**Task description**
Write the data out again exactly, with no pictures.

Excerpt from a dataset
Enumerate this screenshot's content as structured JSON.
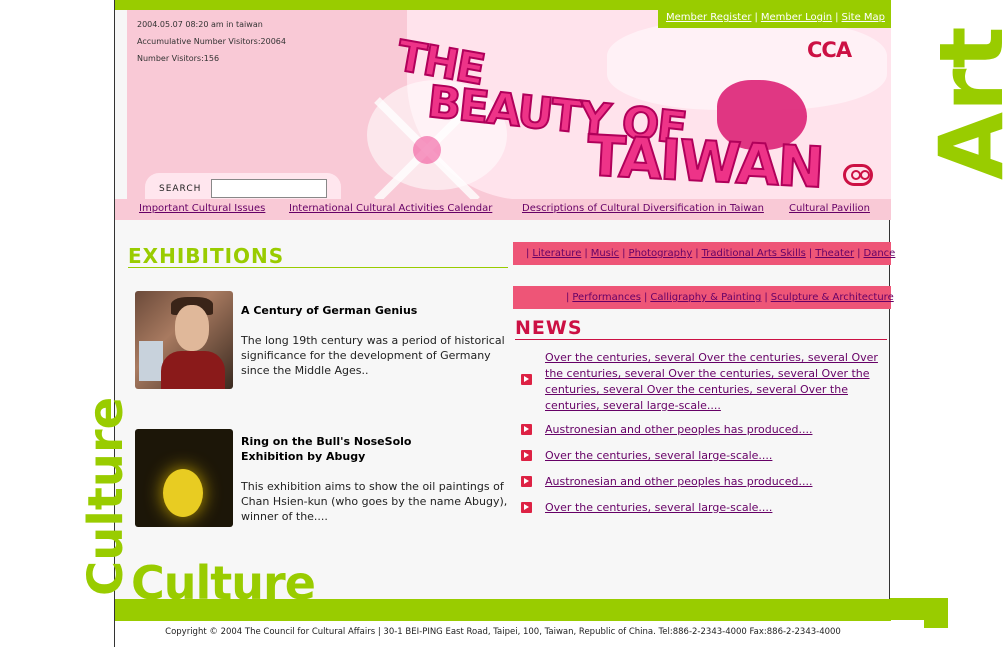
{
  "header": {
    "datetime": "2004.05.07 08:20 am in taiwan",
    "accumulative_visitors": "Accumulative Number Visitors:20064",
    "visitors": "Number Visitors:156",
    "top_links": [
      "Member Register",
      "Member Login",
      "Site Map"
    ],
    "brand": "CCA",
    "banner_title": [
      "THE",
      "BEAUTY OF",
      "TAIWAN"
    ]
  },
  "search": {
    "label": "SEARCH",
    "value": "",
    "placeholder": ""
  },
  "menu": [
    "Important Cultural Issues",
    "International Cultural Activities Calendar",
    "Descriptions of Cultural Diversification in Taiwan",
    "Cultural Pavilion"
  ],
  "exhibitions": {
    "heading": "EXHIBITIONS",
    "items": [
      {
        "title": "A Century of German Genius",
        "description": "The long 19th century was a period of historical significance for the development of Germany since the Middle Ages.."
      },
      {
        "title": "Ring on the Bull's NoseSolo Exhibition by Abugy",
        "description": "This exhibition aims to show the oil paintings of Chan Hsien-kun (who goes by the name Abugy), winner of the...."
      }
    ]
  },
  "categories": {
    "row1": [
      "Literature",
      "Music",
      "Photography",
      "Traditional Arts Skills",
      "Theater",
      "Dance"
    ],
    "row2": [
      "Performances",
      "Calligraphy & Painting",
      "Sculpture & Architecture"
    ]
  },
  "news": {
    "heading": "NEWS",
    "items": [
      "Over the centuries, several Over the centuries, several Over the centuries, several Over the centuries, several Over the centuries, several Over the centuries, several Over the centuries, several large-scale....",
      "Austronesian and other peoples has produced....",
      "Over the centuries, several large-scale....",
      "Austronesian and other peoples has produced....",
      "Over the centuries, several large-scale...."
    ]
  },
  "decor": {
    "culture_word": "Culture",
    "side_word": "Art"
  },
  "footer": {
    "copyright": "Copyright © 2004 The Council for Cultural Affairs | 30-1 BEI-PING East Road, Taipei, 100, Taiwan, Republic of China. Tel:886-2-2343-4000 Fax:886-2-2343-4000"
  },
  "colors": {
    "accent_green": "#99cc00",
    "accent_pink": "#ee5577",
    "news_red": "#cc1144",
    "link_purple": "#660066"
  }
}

**Solution**
Enumerate this screenshot's content as structured JSON.
{
  "header": {
    "datetime": "2004.05.07 08:20 am in taiwan",
    "accumulative_visitors": "Accumulative Number Visitors:20064",
    "visitors": "Number Visitors:156",
    "top_links": [
      "Member Register",
      "Member Login",
      "Site Map"
    ],
    "brand": "CCA",
    "banner_title": [
      "THE",
      "BEAUTY OF",
      "TAIWAN"
    ]
  },
  "search": {
    "label": "SEARCH",
    "value": "",
    "placeholder": ""
  },
  "menu": [
    "Important Cultural Issues",
    "International Cultural Activities Calendar",
    "Descriptions of Cultural Diversification in Taiwan",
    "Cultural Pavilion"
  ],
  "exhibitions": {
    "heading": "EXHIBITIONS",
    "items": [
      {
        "title": "A Century of German Genius",
        "description": "The long 19th century was a period of historical significance for the development of Germany since the Middle Ages.."
      },
      {
        "title": "Ring on the Bull's NoseSolo Exhibition by Abugy",
        "description": "This exhibition aims to show the oil paintings of Chan Hsien-kun (who goes by the name Abugy), winner of the...."
      }
    ]
  },
  "categories": {
    "row1": [
      "Literature",
      "Music",
      "Photography",
      "Traditional Arts Skills",
      "Theater",
      "Dance"
    ],
    "row2": [
      "Performances",
      "Calligraphy & Painting",
      "Sculpture & Architecture"
    ]
  },
  "news": {
    "heading": "NEWS",
    "items": [
      "Over the centuries, several Over the centuries, several Over the centuries, several Over the centuries, several Over the centuries, several Over the centuries, several Over the centuries, several large-scale....",
      "Austronesian and other peoples has produced....",
      "Over the centuries, several large-scale....",
      "Austronesian and other peoples has produced....",
      "Over the centuries, several large-scale...."
    ]
  },
  "decor": {
    "culture_word": "Culture",
    "side_word": "Art"
  },
  "footer": {
    "copyright": "Copyright © 2004 The Council for Cultural Affairs | 30-1 BEI-PING East Road, Taipei, 100, Taiwan, Republic of China. Tel:886-2-2343-4000 Fax:886-2-2343-4000"
  },
  "colors": {
    "accent_green": "#99cc00",
    "accent_pink": "#ee5577",
    "news_red": "#cc1144",
    "link_purple": "#660066"
  }
}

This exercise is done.